What is required:
Rewrite the entries from the first line through the line containing "callout-line-2 (58, 779, 228, 781)" as a numbered list, leaving out any blank lines.

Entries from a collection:
►

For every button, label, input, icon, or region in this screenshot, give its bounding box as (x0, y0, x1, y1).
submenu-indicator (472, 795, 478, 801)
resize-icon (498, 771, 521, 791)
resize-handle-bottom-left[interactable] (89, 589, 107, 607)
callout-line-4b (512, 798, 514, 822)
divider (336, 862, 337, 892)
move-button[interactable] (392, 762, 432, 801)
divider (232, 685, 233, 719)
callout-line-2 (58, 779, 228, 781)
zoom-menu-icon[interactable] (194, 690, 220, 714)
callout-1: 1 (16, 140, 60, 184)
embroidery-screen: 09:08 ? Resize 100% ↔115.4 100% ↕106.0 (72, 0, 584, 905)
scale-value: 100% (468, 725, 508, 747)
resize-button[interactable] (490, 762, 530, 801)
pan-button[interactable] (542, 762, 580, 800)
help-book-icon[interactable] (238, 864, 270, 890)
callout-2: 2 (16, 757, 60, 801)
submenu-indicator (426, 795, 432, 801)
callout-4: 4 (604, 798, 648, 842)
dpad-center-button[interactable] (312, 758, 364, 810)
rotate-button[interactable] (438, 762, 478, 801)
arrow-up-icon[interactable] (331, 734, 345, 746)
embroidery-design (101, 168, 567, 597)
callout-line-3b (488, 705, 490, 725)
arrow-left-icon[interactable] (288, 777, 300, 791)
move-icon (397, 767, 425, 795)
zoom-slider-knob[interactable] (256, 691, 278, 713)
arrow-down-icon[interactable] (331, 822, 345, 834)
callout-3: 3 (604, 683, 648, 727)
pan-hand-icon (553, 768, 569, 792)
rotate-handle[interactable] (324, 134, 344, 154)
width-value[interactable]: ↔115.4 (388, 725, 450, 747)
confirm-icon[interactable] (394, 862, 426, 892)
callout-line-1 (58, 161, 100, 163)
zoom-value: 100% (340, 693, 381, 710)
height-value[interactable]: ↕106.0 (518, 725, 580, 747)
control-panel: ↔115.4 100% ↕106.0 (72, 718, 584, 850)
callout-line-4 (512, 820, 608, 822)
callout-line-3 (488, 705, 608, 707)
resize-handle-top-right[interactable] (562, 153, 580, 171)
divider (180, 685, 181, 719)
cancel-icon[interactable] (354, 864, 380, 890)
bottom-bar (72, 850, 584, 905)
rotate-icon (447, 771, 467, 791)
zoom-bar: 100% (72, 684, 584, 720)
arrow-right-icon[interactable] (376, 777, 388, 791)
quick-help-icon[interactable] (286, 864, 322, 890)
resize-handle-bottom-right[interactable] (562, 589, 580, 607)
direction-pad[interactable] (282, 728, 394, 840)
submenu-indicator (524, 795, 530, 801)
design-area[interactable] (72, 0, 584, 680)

◄

Output of the task:
1. For every button, label, input, icon, or region in this screenshot, give its bounding box as (x0, y0, x1, y1).
2. submenu-indicator (472, 795, 478, 801)
3. resize-icon (498, 771, 521, 791)
4. resize-handle-bottom-left[interactable] (89, 589, 107, 607)
5. callout-line-4b (512, 798, 514, 822)
6. divider (336, 862, 337, 892)
7. move-button[interactable] (392, 762, 432, 801)
8. divider (232, 685, 233, 719)
9. callout-line-2 (58, 779, 228, 781)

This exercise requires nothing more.